Prompt:
Print only the line with "Serialize everything readable" and the lines after it, ending with the last line of the material, each exactly as it stands.

Material for this task:
## Begin

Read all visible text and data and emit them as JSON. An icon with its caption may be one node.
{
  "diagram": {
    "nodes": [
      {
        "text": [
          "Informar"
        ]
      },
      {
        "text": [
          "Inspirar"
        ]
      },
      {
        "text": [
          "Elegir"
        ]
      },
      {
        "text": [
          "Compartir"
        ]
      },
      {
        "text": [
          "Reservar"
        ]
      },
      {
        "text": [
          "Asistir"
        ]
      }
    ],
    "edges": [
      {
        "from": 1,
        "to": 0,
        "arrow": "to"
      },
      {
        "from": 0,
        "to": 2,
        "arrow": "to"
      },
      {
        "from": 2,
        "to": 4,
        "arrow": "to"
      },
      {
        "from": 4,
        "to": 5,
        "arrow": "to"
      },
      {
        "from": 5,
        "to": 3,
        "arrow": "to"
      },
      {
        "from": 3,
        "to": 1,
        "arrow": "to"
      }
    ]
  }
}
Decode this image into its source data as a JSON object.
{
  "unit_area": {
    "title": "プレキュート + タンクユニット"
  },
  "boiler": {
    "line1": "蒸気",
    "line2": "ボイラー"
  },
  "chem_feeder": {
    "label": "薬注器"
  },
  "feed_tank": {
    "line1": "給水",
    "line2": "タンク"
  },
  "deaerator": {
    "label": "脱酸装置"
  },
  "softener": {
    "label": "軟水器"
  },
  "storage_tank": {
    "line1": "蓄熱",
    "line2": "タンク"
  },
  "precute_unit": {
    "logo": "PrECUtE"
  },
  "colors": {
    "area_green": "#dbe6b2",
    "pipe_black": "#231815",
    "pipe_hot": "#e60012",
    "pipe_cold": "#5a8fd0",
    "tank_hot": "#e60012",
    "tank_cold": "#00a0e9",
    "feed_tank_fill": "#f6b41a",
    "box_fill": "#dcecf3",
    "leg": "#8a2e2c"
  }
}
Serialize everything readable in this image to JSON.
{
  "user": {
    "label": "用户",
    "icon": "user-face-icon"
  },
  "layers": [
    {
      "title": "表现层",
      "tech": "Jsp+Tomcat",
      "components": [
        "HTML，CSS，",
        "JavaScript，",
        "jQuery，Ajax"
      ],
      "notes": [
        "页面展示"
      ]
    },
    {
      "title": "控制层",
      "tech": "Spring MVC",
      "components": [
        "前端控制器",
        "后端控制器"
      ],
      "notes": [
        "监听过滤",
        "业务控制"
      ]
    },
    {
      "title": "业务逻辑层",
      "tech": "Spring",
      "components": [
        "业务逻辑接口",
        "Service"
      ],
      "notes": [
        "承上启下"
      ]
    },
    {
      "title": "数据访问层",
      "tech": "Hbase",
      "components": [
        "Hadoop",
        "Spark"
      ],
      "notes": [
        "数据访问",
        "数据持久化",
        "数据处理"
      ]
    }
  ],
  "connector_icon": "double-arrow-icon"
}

## End

Expected answer:
Serialize everything readable in this image to JSON.
{
  "user": {
    "label": "用户",
    "icon": "user-face-icon"
  },
  "layers": [
    {
      "title": "表现层",
      "tech": "Jsp+Tomcat",
      "components": [
        "HTML，CSS，",
        "JavaScript，",
        "jQuery，Ajax"
      ],
      "notes": [
        "页面展示"
      ]
    },
    {
      "title": "控制层",
      "tech": "Spring MVC",
      "components": [
        "前端控制器",
        "后端控制器"
      ],
      "notes": [
        "监听过滤",
        "业务控制"
      ]
    },
    {
      "title": "业务逻辑层",
      "tech": "Spring",
      "components": [
        "业务逻辑接口",
        "Service"
      ],
      "notes": [
        "承上启下"
      ]
    },
    {
      "title": "数据访问层",
      "tech": "Hbase",
      "components": [
        "Hadoop",
        "Spark"
      ],
      "notes": [
        "数据访问",
        "数据持久化",
        "数据处理"
      ]
    }
  ],
  "connector_icon": "double-arrow-icon"
}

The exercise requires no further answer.